TASK DIRECTIONS » Pick out every line that holds the string "Pacific" and copy it.

Stored dataset items
** BEGIN **

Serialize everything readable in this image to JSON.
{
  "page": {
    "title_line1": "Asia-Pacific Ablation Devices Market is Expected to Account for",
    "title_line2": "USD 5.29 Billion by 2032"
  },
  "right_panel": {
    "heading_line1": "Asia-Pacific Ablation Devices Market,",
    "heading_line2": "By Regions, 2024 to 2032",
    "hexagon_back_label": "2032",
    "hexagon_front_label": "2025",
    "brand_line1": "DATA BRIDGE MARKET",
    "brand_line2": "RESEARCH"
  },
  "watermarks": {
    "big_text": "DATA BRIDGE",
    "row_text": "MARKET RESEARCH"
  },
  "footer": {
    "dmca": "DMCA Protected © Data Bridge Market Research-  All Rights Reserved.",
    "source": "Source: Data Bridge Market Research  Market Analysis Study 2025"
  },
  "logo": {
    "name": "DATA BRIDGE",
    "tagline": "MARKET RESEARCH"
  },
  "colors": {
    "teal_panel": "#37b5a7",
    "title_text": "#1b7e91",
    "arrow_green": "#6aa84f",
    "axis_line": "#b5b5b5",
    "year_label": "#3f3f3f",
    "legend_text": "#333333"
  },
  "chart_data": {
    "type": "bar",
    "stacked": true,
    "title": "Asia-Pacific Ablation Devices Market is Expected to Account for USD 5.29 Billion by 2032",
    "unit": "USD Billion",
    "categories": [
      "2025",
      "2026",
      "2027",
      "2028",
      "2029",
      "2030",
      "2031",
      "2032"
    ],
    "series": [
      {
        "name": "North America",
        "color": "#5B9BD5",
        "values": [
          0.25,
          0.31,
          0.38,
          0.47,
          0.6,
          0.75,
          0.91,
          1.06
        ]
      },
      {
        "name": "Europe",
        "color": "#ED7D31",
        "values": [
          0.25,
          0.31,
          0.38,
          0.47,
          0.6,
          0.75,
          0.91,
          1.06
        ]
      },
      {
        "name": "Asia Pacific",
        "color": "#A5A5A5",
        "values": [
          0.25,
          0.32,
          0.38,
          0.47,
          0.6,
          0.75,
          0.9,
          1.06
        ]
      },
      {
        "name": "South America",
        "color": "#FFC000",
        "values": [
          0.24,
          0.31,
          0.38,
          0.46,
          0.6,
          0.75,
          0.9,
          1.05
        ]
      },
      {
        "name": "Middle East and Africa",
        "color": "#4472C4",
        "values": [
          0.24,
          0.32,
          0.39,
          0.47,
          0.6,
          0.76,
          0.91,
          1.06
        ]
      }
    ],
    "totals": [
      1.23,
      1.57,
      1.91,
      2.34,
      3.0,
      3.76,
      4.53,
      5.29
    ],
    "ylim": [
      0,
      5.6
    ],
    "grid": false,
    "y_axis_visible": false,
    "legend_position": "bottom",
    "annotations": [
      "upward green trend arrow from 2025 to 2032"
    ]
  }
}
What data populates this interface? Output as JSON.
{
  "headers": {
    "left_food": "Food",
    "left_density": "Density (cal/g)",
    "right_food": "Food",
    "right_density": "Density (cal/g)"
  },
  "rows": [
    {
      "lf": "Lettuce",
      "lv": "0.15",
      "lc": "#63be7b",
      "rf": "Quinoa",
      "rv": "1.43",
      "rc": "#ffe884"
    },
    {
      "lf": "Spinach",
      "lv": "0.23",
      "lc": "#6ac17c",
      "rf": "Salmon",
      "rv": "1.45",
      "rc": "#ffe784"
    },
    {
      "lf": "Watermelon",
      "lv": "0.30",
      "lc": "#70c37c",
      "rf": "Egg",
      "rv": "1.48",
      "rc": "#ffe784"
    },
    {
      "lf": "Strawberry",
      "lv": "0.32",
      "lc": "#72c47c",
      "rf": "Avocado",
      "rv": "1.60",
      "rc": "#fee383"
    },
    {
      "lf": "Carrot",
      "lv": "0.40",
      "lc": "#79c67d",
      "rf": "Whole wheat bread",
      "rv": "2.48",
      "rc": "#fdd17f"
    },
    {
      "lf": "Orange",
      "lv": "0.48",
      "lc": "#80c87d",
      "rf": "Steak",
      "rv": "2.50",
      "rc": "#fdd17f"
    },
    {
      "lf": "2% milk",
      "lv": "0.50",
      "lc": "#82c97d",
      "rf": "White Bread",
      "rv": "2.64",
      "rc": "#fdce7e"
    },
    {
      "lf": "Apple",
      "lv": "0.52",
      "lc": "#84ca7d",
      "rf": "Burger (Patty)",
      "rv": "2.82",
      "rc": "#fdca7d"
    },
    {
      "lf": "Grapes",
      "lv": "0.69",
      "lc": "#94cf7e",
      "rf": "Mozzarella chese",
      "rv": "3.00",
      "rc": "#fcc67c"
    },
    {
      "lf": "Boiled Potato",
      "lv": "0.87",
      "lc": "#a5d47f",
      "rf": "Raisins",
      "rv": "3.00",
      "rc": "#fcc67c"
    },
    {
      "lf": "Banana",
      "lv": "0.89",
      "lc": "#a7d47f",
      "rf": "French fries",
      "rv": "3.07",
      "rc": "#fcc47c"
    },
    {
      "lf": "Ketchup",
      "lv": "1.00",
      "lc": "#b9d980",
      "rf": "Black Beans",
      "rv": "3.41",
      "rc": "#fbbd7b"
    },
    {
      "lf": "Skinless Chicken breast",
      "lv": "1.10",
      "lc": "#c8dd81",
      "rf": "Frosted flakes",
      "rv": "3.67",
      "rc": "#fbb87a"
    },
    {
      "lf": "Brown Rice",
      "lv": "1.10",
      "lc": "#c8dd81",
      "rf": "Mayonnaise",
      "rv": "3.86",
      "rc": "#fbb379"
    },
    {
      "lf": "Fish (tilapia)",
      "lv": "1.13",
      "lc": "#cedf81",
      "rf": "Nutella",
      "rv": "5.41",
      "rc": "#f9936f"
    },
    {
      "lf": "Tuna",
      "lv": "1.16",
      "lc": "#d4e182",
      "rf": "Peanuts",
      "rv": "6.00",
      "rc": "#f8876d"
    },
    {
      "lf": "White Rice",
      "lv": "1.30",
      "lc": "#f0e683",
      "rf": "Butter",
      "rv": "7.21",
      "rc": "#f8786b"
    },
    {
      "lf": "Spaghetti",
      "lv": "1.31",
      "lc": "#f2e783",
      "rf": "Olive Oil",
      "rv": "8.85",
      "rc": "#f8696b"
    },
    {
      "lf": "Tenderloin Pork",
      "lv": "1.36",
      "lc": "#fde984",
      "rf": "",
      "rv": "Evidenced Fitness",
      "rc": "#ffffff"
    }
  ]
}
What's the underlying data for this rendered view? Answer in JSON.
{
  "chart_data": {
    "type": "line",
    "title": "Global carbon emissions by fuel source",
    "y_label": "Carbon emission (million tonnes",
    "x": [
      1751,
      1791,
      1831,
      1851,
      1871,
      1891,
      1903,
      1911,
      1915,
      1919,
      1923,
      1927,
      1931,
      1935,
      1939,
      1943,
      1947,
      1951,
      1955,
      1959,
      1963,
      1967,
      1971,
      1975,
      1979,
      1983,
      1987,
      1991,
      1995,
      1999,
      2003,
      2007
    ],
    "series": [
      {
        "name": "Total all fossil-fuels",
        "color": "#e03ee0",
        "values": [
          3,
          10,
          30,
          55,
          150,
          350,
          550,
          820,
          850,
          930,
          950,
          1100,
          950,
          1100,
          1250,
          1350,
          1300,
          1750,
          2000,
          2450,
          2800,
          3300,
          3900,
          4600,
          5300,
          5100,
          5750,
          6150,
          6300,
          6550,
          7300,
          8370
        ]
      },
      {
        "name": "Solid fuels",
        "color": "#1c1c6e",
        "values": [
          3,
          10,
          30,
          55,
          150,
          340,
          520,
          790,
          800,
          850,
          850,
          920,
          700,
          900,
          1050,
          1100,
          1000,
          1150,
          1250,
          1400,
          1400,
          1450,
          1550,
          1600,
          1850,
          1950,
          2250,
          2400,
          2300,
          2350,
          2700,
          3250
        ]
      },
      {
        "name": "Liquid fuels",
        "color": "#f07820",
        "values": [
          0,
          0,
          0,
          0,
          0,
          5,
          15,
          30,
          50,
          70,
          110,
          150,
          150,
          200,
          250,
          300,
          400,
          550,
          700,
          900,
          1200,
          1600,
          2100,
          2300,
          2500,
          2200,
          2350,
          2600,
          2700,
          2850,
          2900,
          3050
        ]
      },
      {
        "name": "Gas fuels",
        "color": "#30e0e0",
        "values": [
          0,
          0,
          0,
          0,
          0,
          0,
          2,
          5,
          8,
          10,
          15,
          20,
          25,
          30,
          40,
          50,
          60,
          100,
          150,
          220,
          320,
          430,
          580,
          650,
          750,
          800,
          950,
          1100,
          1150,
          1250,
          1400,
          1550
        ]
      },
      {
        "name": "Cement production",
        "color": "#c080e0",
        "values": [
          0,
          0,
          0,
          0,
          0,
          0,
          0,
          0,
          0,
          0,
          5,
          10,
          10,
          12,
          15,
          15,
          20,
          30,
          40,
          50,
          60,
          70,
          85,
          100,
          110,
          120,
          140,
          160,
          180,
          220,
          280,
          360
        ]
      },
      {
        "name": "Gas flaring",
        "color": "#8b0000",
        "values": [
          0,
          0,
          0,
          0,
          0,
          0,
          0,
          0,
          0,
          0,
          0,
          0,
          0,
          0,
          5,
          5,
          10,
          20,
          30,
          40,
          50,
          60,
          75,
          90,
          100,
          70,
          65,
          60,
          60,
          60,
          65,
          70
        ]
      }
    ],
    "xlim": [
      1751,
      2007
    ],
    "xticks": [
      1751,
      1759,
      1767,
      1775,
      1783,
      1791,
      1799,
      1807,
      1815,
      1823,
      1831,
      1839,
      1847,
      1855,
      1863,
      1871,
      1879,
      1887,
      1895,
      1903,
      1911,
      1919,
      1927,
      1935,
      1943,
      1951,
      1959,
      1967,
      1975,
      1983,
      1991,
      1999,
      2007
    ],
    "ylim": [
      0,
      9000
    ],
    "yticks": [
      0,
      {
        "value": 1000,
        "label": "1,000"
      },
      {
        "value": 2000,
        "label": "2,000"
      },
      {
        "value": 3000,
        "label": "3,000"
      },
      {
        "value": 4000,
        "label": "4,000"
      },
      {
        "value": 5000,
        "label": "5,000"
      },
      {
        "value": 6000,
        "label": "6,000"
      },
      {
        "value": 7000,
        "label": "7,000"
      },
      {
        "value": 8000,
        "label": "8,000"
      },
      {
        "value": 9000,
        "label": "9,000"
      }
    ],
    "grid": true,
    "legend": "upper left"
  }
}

** END **

RESPONSE »
    "title_line1": "Asia-Pacific Ablation Devices Market is Expected to Account for",
    "heading_line1": "Asia-Pacific Ablation Devices Market,",
    "title": "Asia-Pacific Ablation Devices Market is Expected to Account for USD 5.29 Billion by 2032",
        "name": "Asia Pacific",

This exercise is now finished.